◆ **Prompt**
Put the lines below, starting with the line that contains "label-check-grammar-spelling: Check grammar" and going on through the line that contains "checkbox-ignore-uppercase[interactable]: ✓ —", into a JSON list of strings with one string per line. Leave out any blank lines.

◆ **Data supplied**
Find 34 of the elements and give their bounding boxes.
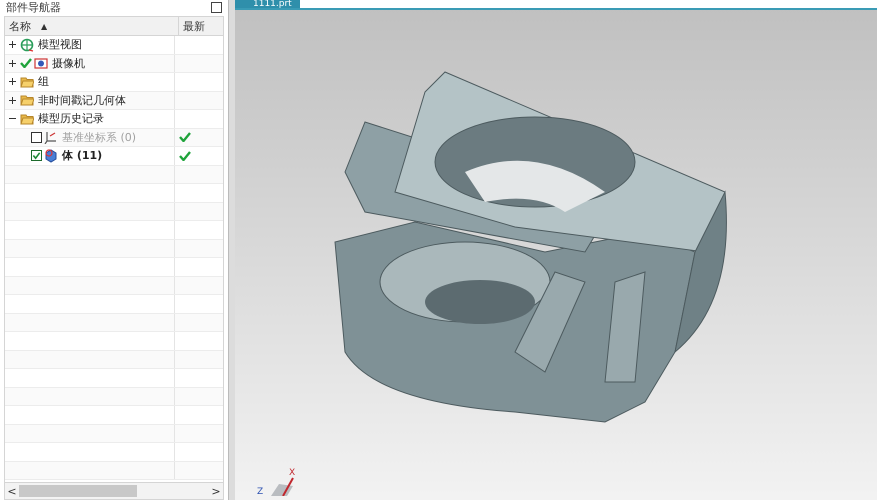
checkbox[interactable] [31,150,42,162]
folder-icon [20,93,34,108]
column-header[interactable]: 最新 [179,17,223,35]
expand-icon[interactable] [9,96,16,104]
folder-icon [20,74,34,89]
tree-row[interactable]: 模型历史记录 [5,110,223,128]
tree-row[interactable]: 摄像机 [5,54,223,73]
folder-icon [20,112,34,126]
scrollbar-thumb[interactable] [19,485,137,497]
camera-icon [34,56,48,70]
axes-icon [20,38,34,52]
column-header[interactable]: 名称 ▲ [5,17,179,35]
node-label: 组 [38,74,49,90]
expand-icon[interactable] [9,78,16,86]
node-label: 基准坐标系 (0) [62,130,136,145]
node-label: 摄像机 [52,56,85,71]
scroll-left-arrow[interactable]: < [5,484,19,498]
expand-icon[interactable] [9,41,16,48]
coordinate-system-icon [44,130,58,144]
tree-row[interactable]: 组 [5,73,223,92]
node-label: 非时间戳记几何体 [38,92,126,108]
node-label: 模型视图 [38,37,82,52]
checkbox-icon[interactable] [211,2,222,12]
scroll-right-arrow[interactable]: > [209,484,223,498]
node-label: 体 (11) [62,148,102,164]
tree-row[interactable]: 体 (11) [5,147,223,166]
solid-body-icon [44,148,58,163]
panel-title: 部件导航器 [6,0,61,14]
node-label: 模型历史记录 [38,111,104,126]
tree-row[interactable]: 模型视图 [5,36,223,54]
expand-icon[interactable] [9,60,16,67]
tree-row[interactable]: 非时间戳记几何体 [5,92,223,110]
horizontal-scrollbar[interactable]: < > [4,483,224,500]
sort-arrow-icon: ▲ [41,22,48,30]
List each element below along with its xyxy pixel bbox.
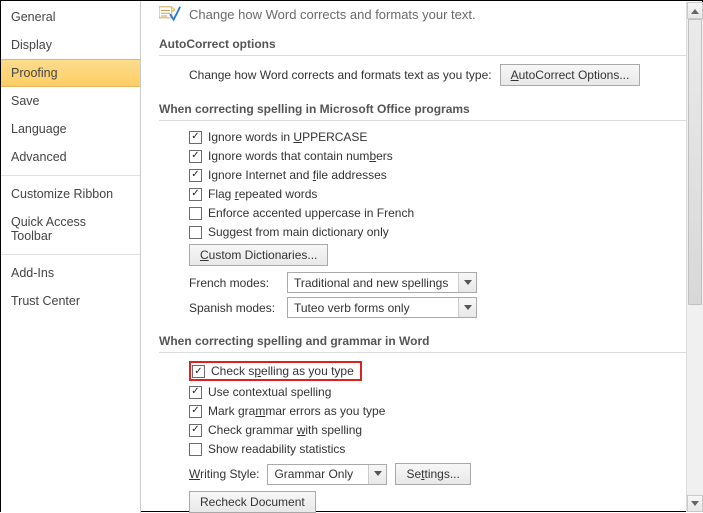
label-check-grammar-spelling: Check grammar with spelling — [208, 422, 362, 438]
autocorrect-desc: Change how Word corrects and formats tex… — [189, 68, 492, 82]
label-main-dictionary: Suggest from main dictionary only — [208, 224, 389, 240]
highlighted-option: ✓ Check spelling as you type — [189, 361, 362, 381]
checkbox-check-grammar-spelling[interactable]: ✓ — [189, 424, 202, 437]
vertical-scrollbar[interactable] — [686, 2, 703, 512]
checkbox-enforce-french[interactable] — [189, 207, 202, 220]
writing-style-label: Writing Style: — [189, 467, 259, 481]
spanish-modes-label: Spanish modes: — [189, 301, 279, 315]
french-modes-select[interactable]: Traditional and new spellings — [287, 272, 477, 293]
sidebar-separator — [1, 175, 140, 176]
scroll-up-button[interactable] — [687, 2, 703, 19]
checkbox-main-dictionary[interactable] — [189, 226, 202, 239]
label-ignore-internet: Ignore Internet and file addresses — [208, 167, 387, 183]
label-enforce-french: Enforce accented uppercase in French — [208, 205, 414, 221]
chevron-down-icon — [458, 298, 476, 317]
checkbox-ignore-numbers[interactable]: ✓ — [189, 150, 202, 163]
label-flag-repeated: Flag repeated words — [208, 186, 317, 202]
checkbox-ignore-uppercase[interactable]: ✓ — [189, 131, 202, 144]
sidebar-item-add-ins[interactable]: Add-Ins — [1, 259, 140, 287]
scroll-thumb[interactable] — [688, 19, 702, 305]
proofing-options-panel: Change how Word corrects and formats you… — [141, 1, 703, 513]
french-modes-label: French modes: — [189, 276, 279, 290]
label-mark-grammar: Mark grammar errors as you type — [208, 403, 385, 419]
checkbox-check-spelling[interactable]: ✓ — [192, 365, 205, 378]
spanish-modes-value: Tuteo verb forms only — [288, 301, 458, 315]
sidebar-item-proofing[interactable]: Proofing — [1, 59, 140, 87]
label-ignore-uppercase: Ignore words in UPPERCASE — [208, 129, 367, 145]
label-ignore-numbers: Ignore words that contain numbers — [208, 148, 393, 164]
scroll-down-button[interactable] — [687, 495, 703, 512]
checkbox-ignore-internet[interactable]: ✓ — [189, 169, 202, 182]
label-readability: Show readability statistics — [208, 441, 345, 457]
sidebar-item-customize-ribbon[interactable]: Customize Ribbon — [1, 180, 140, 208]
chevron-down-icon — [368, 465, 386, 484]
settings-button[interactable]: Settings... — [395, 463, 470, 485]
section-title-spell-word: When correcting spelling and grammar in … — [159, 328, 686, 353]
sidebar-item-quick-access-toolbar[interactable]: Quick Access Toolbar — [1, 208, 140, 250]
sidebar-item-trust-center[interactable]: Trust Center — [1, 287, 140, 315]
section-title-autocorrect: AutoCorrect options — [159, 31, 686, 56]
checkbox-flag-repeated[interactable]: ✓ — [189, 188, 202, 201]
proofing-header-icon — [159, 5, 181, 23]
french-modes-value: Traditional and new spellings — [288, 276, 458, 290]
writing-style-value: Grammar Only — [268, 467, 368, 481]
section-title-spell-office: When correcting spelling in Microsoft Of… — [159, 96, 686, 121]
writing-style-select[interactable]: Grammar Only — [267, 464, 387, 485]
sidebar-item-language[interactable]: Language — [1, 115, 140, 143]
scroll-track[interactable] — [687, 19, 703, 495]
sidebar-item-display[interactable]: Display — [1, 31, 140, 59]
options-category-sidebar: General Display Proofing Save Language A… — [1, 1, 141, 513]
spanish-modes-select[interactable]: Tuteo verb forms only — [287, 297, 477, 318]
chevron-down-icon — [458, 273, 476, 292]
sidebar-item-save[interactable]: Save — [1, 87, 140, 115]
proofing-header-text: Change how Word corrects and formats you… — [189, 7, 476, 22]
checkbox-mark-grammar[interactable]: ✓ — [189, 405, 202, 418]
sidebar-item-general[interactable]: General — [1, 3, 140, 31]
checkbox-readability[interactable] — [189, 443, 202, 456]
label-contextual-spelling: Use contextual spelling — [208, 384, 331, 400]
sidebar-item-advanced[interactable]: Advanced — [1, 143, 140, 171]
custom-dictionaries-button[interactable]: Custom Dictionaries... — [189, 244, 328, 266]
checkbox-contextual-spelling[interactable]: ✓ — [189, 386, 202, 399]
label-check-spelling: Check spelling as you type — [211, 364, 354, 378]
sidebar-separator — [1, 254, 140, 255]
autocorrect-options-button[interactable]: AutoCorrect Options... — [500, 64, 641, 86]
recheck-document-button[interactable]: Recheck Document — [189, 491, 316, 513]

◆ **Worked solution**
[
  "label-check-grammar-spelling: Check grammar with spelling — [208, 422, 362, 438]",
  "autocorrect-desc: Change how Word corrects and formats tex… — [189, 68, 492, 82]",
  "label-main-dictionary: Suggest from main dictionary only — [208, 224, 389, 240]",
  "highlighted-option: ✓ Check spelling as you type — [189, 361, 362, 381]",
  "checkbox-check-grammar-spelling[interactable]: ✓ — [189, 424, 202, 437]",
  "vertical-scrollbar[interactable] — [686, 2, 703, 512]",
  "checkbox-enforce-french[interactable] — [189, 207, 202, 220]",
  "writing-style-label: Writing Style: — [189, 467, 259, 481]",
  "spanish-modes-label: Spanish modes: — [189, 301, 279, 315]",
  "french-modes-select[interactable]: Traditional and new spellings — [287, 272, 477, 293]",
  "sidebar-separator — [1, 175, 140, 176]",
  "scroll-up-button[interactable] — [687, 2, 703, 19]",
  "checkbox-main-dictionary[interactable] — [189, 226, 202, 239]",
  "label-ignore-internet: Ignore Internet and file addresses — [208, 167, 387, 183]",
  "label-enforce-french: Enforce accented uppercase in French — [208, 205, 414, 221]",
  "chevron-down-icon — [458, 298, 476, 317]",
  "checkbox-ignore-numbers[interactable]: ✓ — [189, 150, 202, 163]",
  "label-flag-repeated: Flag repeated words — [208, 186, 317, 202]",
  "checkbox-ignore-uppercase[interactable]: ✓ — [189, 131, 202, 144]"
]